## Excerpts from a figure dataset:
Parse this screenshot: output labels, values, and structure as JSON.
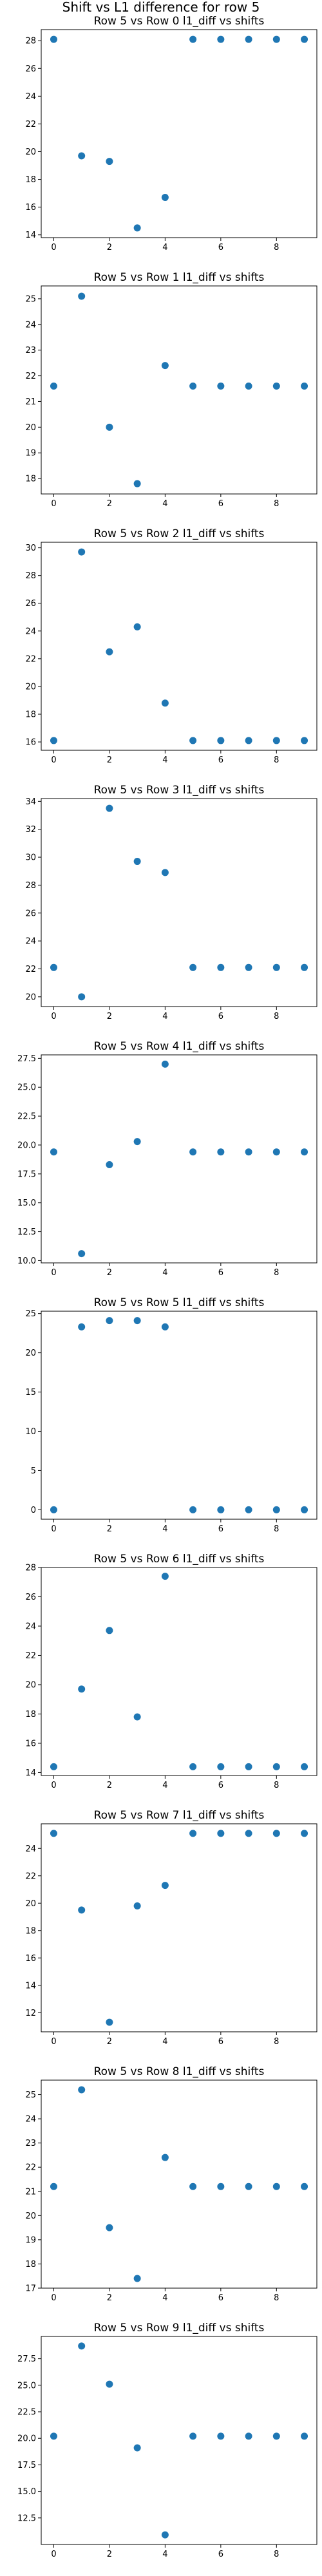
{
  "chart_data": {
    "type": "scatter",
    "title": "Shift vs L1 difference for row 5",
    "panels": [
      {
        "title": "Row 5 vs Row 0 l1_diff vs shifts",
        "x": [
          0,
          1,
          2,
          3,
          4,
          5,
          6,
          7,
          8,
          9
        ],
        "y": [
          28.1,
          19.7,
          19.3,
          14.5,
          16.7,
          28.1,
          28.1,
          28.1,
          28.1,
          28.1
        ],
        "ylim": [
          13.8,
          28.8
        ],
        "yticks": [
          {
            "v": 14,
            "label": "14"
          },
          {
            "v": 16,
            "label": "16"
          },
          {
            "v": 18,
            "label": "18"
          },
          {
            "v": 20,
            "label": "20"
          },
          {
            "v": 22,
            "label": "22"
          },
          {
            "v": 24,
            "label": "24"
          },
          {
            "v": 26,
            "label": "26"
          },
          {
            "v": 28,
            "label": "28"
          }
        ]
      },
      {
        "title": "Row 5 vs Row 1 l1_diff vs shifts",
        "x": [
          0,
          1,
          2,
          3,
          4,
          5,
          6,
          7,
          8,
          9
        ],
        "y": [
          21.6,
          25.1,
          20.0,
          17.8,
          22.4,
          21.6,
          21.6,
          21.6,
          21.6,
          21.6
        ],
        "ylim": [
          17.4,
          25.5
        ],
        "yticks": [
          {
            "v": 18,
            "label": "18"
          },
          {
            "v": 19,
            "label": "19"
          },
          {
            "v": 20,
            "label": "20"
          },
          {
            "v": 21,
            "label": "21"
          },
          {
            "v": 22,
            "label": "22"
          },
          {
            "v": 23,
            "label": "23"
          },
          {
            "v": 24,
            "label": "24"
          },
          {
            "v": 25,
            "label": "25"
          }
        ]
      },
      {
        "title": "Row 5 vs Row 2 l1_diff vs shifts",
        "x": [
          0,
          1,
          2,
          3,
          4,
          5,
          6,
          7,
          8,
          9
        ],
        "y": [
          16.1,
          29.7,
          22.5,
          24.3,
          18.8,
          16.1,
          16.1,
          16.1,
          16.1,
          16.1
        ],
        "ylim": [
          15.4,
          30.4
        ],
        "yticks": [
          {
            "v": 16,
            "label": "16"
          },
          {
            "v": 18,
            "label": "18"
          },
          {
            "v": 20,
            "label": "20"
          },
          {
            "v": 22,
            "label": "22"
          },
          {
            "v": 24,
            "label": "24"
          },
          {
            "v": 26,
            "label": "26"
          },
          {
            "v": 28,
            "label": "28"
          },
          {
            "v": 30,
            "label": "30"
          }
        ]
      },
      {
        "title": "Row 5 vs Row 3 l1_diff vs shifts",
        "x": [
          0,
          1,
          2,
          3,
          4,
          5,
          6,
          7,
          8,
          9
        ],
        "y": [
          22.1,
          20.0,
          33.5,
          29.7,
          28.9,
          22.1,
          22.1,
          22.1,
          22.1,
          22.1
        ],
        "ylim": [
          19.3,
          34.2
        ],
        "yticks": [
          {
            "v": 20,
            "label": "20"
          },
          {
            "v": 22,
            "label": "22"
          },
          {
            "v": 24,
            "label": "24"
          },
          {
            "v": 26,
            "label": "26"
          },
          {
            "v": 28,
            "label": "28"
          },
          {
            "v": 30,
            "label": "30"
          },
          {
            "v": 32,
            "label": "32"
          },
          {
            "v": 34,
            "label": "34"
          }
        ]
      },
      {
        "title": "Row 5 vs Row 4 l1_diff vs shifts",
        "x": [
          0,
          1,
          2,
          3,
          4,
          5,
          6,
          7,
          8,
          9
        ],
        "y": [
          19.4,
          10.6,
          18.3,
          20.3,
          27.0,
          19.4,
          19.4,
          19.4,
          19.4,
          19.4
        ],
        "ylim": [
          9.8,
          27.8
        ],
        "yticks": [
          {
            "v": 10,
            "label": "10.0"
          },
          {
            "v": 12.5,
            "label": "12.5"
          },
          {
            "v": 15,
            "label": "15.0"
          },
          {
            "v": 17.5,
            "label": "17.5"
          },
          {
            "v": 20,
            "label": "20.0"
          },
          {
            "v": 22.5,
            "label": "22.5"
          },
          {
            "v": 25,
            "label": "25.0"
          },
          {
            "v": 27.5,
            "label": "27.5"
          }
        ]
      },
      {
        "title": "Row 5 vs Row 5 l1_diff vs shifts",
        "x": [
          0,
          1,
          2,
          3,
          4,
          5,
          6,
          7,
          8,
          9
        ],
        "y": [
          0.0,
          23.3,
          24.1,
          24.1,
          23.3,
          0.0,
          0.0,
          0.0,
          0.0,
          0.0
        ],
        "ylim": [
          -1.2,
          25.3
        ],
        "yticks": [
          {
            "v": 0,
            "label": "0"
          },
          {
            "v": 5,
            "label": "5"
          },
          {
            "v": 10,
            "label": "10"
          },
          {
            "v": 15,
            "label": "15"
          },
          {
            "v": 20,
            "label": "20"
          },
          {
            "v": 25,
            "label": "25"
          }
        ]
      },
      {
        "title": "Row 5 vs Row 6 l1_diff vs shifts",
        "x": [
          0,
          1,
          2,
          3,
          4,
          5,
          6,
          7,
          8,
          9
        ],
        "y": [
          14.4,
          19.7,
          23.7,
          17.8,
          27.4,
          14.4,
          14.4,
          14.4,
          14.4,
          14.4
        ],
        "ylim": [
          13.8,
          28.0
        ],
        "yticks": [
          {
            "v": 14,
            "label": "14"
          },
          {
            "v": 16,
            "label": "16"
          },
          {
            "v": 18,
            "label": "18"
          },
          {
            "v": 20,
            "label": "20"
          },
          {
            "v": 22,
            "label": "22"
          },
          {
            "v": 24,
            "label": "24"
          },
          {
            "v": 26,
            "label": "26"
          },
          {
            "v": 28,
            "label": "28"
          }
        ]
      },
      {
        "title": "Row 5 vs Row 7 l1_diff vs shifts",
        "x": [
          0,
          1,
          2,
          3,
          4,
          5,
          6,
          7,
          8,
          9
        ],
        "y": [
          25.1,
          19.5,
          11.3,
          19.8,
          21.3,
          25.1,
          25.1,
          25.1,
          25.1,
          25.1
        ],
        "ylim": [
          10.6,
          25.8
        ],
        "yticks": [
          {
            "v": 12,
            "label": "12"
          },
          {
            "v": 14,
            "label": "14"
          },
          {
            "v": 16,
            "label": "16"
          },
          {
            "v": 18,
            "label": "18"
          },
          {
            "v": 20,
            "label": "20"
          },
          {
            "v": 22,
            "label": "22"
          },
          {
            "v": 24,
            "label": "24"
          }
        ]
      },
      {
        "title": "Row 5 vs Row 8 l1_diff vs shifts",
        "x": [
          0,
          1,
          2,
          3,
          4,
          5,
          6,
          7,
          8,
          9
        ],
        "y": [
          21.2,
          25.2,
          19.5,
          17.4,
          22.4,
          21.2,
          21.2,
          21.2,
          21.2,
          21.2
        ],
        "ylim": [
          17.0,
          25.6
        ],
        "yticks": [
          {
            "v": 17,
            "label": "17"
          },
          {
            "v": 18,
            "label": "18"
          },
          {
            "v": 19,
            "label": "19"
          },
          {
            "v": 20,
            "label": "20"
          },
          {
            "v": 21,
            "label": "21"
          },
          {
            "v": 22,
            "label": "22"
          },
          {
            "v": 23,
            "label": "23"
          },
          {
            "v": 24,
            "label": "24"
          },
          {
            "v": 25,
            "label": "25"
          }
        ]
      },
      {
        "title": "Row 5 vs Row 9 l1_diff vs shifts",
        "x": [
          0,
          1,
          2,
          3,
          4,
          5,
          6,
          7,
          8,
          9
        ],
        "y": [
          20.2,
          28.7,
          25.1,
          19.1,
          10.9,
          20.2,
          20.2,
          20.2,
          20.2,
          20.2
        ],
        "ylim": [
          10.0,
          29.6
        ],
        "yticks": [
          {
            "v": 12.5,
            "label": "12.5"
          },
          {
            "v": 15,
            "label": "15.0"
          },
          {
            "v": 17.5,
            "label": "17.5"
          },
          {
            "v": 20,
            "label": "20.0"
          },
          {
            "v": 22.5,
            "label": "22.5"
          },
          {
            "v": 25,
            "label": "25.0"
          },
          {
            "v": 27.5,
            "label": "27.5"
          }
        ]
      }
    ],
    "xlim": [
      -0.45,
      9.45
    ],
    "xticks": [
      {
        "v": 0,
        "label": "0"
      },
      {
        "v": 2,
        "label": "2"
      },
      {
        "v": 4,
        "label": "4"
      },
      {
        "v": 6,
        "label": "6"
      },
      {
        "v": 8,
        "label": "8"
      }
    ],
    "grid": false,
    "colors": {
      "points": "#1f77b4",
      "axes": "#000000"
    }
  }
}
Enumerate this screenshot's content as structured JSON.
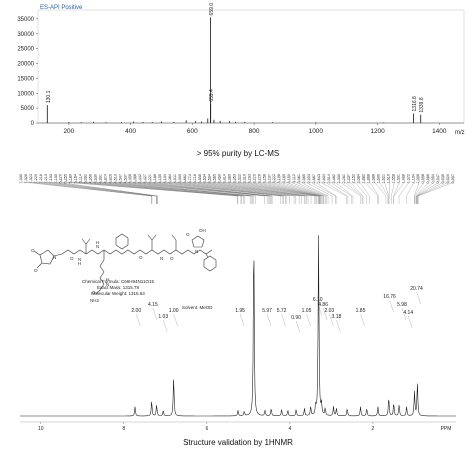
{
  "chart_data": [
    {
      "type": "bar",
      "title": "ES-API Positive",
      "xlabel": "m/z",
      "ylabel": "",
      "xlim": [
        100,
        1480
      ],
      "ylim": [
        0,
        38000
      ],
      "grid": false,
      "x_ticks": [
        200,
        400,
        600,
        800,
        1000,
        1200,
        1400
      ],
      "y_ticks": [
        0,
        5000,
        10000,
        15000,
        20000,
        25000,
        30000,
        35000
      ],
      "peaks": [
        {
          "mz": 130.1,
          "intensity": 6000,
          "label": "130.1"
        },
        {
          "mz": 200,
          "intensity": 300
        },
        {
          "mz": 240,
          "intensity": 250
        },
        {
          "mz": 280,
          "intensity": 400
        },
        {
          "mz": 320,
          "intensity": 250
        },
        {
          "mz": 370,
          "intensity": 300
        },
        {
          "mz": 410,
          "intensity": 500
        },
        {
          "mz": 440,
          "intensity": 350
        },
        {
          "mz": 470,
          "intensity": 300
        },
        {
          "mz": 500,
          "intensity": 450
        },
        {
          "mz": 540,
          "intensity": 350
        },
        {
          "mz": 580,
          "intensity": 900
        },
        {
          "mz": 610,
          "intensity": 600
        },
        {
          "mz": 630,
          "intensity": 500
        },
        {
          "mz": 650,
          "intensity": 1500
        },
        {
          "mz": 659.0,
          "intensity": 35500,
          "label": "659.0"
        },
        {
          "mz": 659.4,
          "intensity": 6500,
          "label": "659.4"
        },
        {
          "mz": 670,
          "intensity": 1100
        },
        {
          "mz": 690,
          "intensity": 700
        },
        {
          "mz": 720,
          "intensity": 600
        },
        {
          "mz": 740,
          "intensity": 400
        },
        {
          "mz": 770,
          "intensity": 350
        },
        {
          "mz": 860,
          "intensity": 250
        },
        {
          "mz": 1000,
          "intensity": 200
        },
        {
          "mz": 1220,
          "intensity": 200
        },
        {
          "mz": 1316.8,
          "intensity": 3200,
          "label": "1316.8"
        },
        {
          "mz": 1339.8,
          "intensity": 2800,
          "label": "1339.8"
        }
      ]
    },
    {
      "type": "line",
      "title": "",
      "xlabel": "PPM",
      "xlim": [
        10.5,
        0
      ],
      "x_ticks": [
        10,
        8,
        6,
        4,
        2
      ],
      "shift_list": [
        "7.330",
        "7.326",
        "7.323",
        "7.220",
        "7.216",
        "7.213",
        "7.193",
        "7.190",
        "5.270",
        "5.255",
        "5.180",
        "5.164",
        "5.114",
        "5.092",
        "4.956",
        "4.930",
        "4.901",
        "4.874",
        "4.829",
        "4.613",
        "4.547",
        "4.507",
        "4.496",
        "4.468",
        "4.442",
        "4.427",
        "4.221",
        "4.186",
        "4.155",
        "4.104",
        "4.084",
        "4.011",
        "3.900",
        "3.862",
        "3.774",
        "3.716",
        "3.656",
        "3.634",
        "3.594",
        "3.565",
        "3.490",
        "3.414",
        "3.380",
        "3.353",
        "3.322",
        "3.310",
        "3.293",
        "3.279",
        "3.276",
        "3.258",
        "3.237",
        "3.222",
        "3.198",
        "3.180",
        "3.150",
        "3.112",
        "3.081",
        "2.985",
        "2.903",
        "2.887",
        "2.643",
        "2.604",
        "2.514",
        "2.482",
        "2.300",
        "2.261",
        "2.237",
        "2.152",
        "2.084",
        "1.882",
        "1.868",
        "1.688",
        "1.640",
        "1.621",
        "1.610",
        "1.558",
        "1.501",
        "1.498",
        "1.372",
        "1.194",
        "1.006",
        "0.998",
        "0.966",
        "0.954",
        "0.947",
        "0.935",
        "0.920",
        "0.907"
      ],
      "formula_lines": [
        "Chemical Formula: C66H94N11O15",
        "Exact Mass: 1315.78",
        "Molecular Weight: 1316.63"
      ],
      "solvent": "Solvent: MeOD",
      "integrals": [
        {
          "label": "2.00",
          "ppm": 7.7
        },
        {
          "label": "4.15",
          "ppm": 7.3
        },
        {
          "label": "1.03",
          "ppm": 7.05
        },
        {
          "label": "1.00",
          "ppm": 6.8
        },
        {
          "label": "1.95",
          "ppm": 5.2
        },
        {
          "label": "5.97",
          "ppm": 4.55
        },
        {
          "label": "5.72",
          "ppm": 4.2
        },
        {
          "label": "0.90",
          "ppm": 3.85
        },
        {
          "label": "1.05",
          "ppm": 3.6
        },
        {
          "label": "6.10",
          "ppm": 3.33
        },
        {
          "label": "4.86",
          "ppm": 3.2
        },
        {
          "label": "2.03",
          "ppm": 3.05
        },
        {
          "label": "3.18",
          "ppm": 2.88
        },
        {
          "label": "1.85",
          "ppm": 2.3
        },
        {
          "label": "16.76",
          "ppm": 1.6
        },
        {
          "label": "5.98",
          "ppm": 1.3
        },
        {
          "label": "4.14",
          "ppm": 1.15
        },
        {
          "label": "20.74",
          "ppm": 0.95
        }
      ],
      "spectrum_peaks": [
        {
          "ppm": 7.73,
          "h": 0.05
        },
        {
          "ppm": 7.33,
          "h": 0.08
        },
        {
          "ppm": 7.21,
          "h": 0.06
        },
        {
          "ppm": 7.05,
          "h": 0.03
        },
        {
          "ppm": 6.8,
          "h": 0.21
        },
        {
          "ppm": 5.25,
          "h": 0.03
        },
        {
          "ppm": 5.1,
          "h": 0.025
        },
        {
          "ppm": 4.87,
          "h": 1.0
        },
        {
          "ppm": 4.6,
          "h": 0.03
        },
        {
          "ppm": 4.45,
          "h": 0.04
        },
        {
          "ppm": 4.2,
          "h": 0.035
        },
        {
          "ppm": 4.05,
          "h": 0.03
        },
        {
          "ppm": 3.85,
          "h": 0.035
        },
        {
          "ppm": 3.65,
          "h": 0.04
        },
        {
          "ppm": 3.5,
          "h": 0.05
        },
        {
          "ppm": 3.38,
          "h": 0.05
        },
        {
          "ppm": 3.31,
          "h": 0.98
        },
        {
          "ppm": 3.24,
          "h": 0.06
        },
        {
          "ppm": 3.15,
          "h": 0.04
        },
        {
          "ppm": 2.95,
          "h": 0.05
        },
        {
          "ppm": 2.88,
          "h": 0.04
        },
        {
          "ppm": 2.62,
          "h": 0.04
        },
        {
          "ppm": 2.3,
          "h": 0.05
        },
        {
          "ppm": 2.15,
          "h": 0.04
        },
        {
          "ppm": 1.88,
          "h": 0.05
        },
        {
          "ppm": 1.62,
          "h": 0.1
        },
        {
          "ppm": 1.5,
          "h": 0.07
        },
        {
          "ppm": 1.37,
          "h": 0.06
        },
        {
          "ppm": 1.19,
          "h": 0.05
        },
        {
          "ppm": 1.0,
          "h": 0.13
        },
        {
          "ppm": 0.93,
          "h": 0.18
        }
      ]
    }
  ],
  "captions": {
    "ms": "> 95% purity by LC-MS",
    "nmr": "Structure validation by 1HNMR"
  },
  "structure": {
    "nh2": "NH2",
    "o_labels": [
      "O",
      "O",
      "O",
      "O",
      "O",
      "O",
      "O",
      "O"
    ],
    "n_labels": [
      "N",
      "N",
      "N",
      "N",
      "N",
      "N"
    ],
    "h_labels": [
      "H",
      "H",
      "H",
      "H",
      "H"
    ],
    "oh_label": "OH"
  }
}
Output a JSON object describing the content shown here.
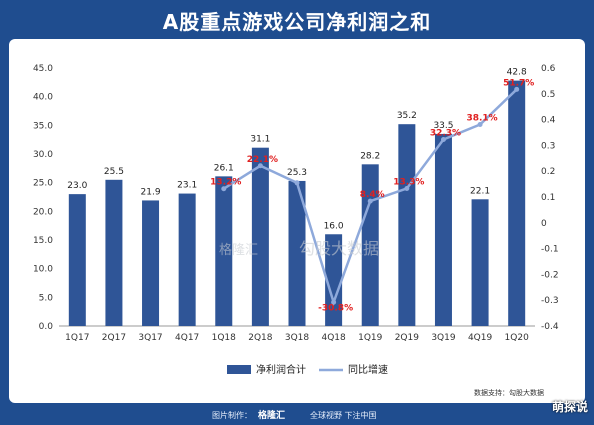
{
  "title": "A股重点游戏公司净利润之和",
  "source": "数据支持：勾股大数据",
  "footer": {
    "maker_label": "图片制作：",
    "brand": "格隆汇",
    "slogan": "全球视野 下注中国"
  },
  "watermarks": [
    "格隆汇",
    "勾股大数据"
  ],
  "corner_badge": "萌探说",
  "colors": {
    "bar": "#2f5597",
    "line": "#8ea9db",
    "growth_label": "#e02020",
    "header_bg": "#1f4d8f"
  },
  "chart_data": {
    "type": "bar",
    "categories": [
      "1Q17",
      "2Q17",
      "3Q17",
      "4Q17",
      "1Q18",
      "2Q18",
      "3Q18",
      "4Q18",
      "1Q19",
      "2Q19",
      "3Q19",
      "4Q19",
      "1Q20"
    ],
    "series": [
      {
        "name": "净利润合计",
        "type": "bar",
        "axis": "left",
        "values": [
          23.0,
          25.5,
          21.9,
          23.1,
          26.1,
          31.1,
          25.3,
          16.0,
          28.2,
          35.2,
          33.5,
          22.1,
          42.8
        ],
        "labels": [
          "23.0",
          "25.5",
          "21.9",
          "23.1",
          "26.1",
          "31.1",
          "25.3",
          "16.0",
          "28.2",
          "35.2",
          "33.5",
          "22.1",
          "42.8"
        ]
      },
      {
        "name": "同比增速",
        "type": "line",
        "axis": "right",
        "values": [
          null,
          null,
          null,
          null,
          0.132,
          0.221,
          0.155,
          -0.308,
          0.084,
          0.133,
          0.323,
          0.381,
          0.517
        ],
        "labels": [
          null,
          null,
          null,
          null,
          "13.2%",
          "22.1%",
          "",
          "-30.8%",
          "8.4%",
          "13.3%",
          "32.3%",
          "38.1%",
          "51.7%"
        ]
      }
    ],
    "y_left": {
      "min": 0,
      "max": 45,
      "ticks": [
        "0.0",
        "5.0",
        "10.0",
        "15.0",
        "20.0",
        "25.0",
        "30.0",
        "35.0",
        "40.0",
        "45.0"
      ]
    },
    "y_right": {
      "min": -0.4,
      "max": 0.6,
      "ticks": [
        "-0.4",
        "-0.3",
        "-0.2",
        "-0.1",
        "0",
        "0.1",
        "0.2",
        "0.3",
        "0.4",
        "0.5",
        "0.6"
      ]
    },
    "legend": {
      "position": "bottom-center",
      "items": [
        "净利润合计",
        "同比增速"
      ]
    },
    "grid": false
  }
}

## WHAT TO WORK ON:
Give the number of lines above that hold the word "JSON", and nothing more.

## RESULT OF THE TASK:
3